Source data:
════════════════════

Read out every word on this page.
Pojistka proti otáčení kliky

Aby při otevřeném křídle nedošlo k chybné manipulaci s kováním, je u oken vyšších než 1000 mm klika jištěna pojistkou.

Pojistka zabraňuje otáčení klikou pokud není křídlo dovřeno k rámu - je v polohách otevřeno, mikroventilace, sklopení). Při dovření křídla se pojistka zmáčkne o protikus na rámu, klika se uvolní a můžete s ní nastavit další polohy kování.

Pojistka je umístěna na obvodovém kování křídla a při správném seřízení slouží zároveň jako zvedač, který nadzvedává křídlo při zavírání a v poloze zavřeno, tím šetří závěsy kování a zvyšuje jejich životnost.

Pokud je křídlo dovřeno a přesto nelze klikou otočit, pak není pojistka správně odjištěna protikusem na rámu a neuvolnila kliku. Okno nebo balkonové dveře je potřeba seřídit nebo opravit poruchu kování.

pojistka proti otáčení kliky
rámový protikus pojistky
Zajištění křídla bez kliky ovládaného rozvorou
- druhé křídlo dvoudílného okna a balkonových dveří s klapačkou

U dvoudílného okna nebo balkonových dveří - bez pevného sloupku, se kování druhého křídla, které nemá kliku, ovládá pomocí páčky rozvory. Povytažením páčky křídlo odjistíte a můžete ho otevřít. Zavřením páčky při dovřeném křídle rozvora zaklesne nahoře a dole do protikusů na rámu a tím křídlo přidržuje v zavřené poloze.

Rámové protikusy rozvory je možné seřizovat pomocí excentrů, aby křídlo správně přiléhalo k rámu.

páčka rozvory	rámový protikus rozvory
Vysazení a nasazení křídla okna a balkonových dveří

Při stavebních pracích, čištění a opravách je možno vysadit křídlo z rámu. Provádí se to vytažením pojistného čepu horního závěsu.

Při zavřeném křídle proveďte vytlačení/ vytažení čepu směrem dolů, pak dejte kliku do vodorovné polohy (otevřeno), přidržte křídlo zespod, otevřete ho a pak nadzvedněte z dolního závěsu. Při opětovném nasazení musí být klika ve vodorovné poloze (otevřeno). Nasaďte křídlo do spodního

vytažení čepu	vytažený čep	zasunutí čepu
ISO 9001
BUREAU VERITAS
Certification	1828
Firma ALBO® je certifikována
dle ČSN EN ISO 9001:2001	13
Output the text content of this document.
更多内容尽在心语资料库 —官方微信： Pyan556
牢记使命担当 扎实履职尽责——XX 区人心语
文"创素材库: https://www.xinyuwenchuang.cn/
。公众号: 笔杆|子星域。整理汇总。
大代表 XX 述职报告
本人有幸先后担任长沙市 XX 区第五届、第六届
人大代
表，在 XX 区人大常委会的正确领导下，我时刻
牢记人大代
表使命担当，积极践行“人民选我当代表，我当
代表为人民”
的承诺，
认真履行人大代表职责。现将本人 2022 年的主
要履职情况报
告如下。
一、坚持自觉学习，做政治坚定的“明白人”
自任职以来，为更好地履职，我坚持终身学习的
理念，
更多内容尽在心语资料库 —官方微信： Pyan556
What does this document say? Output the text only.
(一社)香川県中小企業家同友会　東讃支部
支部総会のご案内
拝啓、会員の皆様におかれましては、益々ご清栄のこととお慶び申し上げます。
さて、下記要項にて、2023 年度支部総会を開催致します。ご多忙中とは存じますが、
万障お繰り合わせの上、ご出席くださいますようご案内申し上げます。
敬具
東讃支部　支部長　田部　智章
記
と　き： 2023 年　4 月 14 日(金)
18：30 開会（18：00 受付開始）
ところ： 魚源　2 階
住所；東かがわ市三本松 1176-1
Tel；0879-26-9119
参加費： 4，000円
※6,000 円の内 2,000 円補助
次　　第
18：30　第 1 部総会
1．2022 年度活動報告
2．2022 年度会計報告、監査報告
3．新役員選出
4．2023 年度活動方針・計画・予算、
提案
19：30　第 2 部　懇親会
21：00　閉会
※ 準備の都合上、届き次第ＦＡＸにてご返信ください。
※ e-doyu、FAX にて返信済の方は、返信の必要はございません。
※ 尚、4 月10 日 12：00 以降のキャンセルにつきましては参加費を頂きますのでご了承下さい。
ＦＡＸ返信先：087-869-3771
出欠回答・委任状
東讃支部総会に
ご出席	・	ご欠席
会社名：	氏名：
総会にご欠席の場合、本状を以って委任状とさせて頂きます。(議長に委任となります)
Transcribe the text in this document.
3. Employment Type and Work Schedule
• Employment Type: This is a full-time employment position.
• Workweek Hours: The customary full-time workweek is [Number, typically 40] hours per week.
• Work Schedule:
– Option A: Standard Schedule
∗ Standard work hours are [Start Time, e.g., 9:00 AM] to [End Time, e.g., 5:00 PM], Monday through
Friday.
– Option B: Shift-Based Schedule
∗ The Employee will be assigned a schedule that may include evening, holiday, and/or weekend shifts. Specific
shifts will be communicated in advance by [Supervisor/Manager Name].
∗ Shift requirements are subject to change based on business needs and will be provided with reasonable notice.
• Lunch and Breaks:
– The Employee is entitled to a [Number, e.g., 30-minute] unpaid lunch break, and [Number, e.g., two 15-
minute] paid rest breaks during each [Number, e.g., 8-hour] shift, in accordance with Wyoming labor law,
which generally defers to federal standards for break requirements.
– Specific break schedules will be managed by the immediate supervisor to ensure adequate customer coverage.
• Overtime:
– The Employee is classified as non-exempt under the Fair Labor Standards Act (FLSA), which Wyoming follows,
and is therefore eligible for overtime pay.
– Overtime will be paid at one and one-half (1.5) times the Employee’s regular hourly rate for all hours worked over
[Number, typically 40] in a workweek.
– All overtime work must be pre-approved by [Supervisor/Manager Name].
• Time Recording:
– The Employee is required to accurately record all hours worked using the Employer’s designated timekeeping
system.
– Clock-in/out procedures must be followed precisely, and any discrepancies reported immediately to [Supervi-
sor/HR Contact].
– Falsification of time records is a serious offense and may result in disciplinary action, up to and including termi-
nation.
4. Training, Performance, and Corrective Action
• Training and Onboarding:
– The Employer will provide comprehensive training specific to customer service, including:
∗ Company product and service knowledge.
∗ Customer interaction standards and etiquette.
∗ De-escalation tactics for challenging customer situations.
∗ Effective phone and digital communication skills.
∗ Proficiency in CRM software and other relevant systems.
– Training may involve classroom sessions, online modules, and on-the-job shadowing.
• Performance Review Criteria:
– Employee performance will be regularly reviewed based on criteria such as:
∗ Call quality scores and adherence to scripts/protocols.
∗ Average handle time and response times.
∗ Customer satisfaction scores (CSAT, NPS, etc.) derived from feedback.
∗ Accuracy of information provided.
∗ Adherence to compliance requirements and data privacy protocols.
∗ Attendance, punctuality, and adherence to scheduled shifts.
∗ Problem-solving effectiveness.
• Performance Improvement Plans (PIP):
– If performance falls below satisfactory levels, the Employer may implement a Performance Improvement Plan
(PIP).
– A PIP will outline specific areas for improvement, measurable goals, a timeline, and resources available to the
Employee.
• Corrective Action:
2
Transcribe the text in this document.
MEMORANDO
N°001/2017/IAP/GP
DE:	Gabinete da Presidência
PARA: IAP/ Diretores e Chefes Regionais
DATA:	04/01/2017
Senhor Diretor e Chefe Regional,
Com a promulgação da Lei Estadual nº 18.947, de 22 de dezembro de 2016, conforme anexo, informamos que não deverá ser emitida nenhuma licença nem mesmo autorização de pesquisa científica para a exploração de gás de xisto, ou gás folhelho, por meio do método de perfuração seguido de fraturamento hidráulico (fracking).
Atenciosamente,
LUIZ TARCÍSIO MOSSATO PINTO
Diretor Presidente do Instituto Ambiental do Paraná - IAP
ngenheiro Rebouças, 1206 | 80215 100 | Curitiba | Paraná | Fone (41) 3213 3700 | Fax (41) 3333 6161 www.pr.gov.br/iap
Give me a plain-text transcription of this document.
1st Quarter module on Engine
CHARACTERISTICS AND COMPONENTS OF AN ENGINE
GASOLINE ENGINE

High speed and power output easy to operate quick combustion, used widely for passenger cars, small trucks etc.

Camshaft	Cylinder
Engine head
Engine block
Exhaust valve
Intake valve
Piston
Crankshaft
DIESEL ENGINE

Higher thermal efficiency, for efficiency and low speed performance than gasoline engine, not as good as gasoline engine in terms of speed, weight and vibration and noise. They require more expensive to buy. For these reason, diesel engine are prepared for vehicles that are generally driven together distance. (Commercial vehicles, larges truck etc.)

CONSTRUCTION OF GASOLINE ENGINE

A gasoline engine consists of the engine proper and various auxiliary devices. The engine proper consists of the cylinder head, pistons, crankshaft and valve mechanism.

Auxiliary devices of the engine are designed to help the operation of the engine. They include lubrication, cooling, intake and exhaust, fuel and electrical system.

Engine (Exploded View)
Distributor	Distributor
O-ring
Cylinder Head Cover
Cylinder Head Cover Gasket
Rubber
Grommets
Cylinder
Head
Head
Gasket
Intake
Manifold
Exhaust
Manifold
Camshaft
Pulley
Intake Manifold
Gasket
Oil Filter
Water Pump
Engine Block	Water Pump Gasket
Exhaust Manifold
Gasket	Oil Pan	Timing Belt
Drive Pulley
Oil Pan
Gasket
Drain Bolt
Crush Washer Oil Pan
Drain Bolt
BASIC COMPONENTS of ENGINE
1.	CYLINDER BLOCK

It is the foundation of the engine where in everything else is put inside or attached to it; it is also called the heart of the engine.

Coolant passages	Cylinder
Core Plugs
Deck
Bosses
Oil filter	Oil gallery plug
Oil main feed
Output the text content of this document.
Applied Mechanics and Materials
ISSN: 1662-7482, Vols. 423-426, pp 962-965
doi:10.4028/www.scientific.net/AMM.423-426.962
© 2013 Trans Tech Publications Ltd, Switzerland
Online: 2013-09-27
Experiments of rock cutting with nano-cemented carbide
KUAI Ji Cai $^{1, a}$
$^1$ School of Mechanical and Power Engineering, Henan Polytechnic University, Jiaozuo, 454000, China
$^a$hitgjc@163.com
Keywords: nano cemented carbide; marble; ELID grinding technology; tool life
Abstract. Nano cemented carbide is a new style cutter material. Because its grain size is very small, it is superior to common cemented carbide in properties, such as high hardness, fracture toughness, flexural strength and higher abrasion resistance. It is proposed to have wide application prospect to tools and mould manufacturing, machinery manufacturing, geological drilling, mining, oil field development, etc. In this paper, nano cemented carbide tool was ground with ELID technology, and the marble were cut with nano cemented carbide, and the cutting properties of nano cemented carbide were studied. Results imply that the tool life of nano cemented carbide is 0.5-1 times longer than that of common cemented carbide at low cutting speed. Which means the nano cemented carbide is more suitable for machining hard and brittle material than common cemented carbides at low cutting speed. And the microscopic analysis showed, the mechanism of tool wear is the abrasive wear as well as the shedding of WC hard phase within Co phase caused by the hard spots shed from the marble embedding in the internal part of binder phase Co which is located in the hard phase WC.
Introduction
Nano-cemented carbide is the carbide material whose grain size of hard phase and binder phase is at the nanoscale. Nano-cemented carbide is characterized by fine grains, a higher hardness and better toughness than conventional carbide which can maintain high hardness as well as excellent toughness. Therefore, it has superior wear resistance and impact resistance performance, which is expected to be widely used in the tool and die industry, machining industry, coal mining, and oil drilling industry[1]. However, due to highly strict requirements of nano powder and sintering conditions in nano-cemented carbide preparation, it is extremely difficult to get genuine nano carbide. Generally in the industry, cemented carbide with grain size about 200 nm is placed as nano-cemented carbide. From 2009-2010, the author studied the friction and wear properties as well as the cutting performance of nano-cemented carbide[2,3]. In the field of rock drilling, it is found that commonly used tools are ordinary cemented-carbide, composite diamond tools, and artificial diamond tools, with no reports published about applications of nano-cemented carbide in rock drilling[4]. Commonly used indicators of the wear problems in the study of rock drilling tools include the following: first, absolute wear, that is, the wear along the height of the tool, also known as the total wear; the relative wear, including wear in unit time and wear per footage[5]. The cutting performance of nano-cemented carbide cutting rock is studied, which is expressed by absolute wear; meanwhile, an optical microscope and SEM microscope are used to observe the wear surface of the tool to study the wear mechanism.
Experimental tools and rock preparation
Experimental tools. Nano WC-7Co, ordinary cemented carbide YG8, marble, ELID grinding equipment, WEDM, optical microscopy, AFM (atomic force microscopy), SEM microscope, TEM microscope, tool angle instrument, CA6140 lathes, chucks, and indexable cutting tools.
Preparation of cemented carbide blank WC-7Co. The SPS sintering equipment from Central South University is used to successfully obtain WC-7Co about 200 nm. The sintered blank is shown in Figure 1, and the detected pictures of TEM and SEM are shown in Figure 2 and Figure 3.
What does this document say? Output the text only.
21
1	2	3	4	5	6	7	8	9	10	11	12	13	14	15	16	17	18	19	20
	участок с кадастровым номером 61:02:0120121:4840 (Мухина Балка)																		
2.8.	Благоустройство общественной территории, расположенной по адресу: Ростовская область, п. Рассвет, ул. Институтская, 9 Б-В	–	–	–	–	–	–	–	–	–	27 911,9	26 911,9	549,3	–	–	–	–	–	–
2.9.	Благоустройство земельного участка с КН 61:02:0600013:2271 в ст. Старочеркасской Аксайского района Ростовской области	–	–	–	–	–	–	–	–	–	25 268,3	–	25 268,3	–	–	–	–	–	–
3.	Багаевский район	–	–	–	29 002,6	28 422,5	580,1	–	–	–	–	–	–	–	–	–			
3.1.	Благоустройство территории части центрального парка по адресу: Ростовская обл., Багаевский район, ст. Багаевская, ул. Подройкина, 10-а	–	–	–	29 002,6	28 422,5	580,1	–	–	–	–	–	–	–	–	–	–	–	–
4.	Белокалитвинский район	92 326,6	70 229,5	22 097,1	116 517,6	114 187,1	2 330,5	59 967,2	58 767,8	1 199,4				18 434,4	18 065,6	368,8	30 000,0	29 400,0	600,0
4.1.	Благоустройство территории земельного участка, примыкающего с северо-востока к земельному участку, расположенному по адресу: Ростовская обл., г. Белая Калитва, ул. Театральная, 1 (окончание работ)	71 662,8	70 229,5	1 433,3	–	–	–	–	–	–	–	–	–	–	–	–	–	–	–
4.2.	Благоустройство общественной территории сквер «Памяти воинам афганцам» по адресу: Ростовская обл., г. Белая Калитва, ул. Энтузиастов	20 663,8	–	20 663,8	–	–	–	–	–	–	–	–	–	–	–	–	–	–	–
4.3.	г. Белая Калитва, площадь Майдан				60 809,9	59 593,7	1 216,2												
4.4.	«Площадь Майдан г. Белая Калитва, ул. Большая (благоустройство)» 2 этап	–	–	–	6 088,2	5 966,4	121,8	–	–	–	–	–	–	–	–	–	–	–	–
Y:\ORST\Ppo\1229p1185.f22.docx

════════════════════

*Given problem*: Where a line of the entries contains the word "Wyoming", copy that line.

*Result of this exercise*:
minute] paid rest breaks during each [Number, e.g., 8-hour] shift, in accordance with Wyoming labor law,
– The Employee is classified as non-exempt under the Fair Labor Standards Act (FLSA), which Wyoming follows,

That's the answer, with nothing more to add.